→ Prompt:
Reproduce all of the records exactly.

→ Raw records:
________

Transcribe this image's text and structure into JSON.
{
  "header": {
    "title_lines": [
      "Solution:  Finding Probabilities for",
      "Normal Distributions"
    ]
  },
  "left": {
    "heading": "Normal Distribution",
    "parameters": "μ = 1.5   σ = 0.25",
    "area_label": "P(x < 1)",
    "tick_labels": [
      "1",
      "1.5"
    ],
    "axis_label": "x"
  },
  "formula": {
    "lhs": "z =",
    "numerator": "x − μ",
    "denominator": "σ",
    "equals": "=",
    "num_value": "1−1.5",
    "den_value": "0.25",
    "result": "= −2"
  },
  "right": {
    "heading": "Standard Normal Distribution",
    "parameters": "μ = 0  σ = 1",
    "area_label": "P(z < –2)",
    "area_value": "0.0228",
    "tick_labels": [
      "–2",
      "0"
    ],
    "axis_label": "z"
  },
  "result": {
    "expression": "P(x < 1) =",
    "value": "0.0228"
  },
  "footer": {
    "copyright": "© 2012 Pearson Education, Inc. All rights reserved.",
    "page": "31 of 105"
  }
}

________

→ Result of the exercise:
Transcribe this image's text and structure into JSON.
{
  "header": {
    "title_lines": [
      "Solution:  Finding Probabilities for",
      "Normal Distributions"
    ]
  },
  "left": {
    "heading": "Normal Distribution",
    "parameters": "μ = 1.5   σ = 0.25",
    "area_label": "P(x < 1)",
    "tick_labels": [
      "1",
      "1.5"
    ],
    "axis_label": "x"
  },
  "formula": {
    "lhs": "z =",
    "numerator": "x − μ",
    "denominator": "σ",
    "equals": "=",
    "num_value": "1−1.5",
    "den_value": "0.25",
    "result": "= −2"
  },
  "right": {
    "heading": "Standard Normal Distribution",
    "parameters": "μ = 0  σ = 1",
    "area_label": "P(z < –2)",
    "area_value": "0.0228",
    "tick_labels": [
      "–2",
      "0"
    ],
    "axis_label": "z"
  },
  "result": {
    "expression": "P(x < 1) =",
    "value": "0.0228"
  },
  "footer": {
    "copyright": "© 2012 Pearson Education, Inc. All rights reserved.",
    "page": "31 of 105"
  }
}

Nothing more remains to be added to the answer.